Reproduce the records. Keep every word exact and include no images.
#### Record set ####
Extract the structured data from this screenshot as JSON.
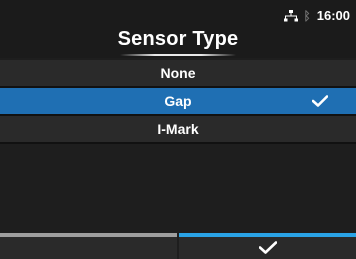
{
  "header": {
    "title": "Sensor Type",
    "time": "16:00",
    "icons": [
      "network-icon",
      "bluetooth-icon"
    ]
  },
  "list": {
    "items": [
      {
        "label": "None",
        "selected": false
      },
      {
        "label": "Gap",
        "selected": true
      },
      {
        "label": "I-Mark",
        "selected": false
      }
    ]
  },
  "footer": {
    "ok_icon": "checkmark-icon"
  },
  "colors": {
    "background": "#1e1e1e",
    "selected": "#1f6fb3",
    "footer_accent": "#2aa3e6"
  }
}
####
#### [Solved exercise]
Extract the structured data from this screenshot as JSON.
{
  "header": {
    "title": "Sensor Type",
    "time": "16:00",
    "icons": [
      "network-icon",
      "bluetooth-icon"
    ]
  },
  "list": {
    "items": [
      {
        "label": "None",
        "selected": false
      },
      {
        "label": "Gap",
        "selected": true
      },
      {
        "label": "I-Mark",
        "selected": false
      }
    ]
  },
  "footer": {
    "ok_icon": "checkmark-icon"
  },
  "colors": {
    "background": "#1e1e1e",
    "selected": "#1f6fb3",
    "footer_accent": "#2aa3e6"
  }
}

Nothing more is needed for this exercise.